--- The data ---
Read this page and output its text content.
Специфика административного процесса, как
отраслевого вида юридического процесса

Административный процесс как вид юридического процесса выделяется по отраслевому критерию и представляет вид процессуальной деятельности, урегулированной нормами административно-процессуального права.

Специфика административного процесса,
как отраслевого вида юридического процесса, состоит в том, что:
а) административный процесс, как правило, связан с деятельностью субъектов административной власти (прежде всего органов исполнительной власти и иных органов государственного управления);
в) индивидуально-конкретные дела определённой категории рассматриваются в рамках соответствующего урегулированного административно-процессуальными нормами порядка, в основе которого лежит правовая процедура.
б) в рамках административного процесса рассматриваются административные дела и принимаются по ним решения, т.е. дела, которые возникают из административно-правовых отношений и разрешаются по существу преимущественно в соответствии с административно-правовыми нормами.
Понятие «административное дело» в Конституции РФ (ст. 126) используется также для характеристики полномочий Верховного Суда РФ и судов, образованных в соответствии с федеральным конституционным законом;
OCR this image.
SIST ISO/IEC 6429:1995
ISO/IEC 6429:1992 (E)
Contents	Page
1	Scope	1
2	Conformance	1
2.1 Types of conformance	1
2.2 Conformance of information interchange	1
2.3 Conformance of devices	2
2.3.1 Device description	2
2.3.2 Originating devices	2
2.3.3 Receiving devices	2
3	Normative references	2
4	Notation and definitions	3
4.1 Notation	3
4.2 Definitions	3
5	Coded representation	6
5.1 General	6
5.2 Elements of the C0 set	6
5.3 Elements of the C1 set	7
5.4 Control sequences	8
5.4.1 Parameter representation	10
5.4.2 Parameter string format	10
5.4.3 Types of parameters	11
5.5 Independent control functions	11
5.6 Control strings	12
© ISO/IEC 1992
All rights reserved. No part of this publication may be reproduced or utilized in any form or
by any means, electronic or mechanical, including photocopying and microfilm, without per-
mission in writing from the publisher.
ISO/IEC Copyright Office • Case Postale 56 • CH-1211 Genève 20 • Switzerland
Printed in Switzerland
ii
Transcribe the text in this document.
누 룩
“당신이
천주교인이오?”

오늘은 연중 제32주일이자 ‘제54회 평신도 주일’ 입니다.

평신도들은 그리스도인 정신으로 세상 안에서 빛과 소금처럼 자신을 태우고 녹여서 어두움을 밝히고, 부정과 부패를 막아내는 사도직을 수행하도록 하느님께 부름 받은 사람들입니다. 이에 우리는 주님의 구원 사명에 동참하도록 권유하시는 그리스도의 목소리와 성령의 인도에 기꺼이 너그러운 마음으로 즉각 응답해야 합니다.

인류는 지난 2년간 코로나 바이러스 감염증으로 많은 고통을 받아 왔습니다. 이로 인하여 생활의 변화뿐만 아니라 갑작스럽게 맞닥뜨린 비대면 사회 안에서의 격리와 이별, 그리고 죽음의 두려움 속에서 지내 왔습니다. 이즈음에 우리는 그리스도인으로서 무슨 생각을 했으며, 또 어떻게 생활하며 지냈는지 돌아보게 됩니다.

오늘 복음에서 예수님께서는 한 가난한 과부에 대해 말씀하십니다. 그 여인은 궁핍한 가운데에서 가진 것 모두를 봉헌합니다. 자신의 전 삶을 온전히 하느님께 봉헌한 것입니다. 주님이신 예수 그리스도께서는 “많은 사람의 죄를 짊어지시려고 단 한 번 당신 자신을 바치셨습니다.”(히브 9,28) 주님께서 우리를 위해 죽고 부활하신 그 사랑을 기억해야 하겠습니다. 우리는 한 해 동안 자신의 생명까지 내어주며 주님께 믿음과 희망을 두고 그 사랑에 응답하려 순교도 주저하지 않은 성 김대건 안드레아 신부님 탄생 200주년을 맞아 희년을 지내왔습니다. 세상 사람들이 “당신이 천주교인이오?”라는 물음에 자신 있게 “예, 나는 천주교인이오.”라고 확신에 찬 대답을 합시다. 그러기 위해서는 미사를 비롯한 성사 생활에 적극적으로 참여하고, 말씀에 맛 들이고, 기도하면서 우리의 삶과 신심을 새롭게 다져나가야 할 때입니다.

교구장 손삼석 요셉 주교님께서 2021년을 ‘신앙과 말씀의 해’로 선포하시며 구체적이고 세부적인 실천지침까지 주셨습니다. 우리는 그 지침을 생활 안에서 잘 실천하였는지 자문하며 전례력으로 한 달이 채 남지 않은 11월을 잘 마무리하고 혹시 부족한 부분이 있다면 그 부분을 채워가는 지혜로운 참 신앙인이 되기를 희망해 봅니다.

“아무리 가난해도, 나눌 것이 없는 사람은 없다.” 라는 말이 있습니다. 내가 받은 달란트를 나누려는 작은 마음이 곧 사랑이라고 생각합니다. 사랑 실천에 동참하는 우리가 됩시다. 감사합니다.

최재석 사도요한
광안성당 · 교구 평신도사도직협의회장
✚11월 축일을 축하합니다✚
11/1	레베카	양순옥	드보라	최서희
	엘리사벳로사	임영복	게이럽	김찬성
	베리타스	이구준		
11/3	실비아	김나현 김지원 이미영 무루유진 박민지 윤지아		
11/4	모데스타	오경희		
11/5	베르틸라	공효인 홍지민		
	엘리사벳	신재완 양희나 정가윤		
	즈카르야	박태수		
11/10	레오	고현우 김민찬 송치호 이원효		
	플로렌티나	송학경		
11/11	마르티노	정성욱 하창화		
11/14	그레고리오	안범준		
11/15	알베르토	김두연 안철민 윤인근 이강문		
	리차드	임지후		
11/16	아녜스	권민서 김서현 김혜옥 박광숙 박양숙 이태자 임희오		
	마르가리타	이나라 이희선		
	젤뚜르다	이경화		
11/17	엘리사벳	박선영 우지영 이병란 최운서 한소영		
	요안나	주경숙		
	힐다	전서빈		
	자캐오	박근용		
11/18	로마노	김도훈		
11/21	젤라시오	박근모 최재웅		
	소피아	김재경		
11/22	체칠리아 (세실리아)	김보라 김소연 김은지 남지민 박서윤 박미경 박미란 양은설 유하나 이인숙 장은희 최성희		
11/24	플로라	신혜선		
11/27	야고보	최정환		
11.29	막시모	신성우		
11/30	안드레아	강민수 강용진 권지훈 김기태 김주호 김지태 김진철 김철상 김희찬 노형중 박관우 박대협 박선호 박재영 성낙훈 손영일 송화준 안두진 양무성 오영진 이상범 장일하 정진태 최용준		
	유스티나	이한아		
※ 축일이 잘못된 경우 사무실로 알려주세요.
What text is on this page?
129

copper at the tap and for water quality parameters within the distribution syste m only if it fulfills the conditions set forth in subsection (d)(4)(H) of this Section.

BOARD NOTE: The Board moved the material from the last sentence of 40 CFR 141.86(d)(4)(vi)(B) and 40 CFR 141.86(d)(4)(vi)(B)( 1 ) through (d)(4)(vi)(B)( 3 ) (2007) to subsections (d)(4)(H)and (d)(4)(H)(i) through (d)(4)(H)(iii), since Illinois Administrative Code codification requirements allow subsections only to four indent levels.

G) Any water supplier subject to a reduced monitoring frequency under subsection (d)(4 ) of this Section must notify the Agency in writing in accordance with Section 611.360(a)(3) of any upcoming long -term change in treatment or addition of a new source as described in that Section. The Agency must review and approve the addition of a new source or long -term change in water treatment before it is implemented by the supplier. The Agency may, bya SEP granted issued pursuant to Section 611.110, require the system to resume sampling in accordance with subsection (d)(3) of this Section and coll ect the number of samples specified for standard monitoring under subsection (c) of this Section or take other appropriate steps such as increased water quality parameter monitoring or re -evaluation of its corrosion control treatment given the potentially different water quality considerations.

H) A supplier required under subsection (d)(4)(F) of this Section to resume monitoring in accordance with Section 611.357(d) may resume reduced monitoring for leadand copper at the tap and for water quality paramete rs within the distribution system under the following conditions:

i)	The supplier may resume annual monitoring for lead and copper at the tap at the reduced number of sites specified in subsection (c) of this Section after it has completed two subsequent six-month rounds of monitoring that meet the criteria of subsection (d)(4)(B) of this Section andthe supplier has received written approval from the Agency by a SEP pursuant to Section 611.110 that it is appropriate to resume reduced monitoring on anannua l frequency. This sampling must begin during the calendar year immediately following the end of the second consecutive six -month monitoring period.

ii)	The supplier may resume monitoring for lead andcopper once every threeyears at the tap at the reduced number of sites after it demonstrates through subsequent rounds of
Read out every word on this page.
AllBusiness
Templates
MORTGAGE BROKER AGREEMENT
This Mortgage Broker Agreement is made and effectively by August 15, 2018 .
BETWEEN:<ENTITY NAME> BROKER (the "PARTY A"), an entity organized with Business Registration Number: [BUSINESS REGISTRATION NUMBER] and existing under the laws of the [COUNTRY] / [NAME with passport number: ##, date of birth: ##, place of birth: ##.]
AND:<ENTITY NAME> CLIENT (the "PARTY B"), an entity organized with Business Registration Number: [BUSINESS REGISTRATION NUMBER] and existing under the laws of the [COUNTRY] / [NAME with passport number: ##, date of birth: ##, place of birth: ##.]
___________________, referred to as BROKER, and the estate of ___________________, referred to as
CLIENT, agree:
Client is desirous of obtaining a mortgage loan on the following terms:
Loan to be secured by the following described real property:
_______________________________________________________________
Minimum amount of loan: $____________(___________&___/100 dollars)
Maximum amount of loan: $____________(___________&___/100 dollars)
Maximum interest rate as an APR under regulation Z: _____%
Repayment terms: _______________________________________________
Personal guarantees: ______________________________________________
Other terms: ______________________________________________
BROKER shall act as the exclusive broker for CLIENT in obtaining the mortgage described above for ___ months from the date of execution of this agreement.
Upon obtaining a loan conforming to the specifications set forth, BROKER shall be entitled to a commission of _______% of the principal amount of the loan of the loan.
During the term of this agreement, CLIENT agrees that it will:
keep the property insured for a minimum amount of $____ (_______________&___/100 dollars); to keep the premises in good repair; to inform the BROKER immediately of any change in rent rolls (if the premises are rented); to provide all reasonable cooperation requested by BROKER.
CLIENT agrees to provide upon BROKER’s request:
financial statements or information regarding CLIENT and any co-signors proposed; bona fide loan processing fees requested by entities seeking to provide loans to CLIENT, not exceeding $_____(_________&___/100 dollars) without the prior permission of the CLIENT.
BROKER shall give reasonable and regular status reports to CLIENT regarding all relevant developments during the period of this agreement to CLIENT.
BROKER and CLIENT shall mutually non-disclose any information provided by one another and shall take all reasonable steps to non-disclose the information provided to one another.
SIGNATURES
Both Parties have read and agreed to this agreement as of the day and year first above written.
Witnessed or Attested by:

--- Instruction ---
Gather every line from the listing above in which the word "agrees" appears.

--- Answer to the problem ---
During the term of this agreement, CLIENT agrees that it will:
CLIENT agrees to provide upon BROKER’s request:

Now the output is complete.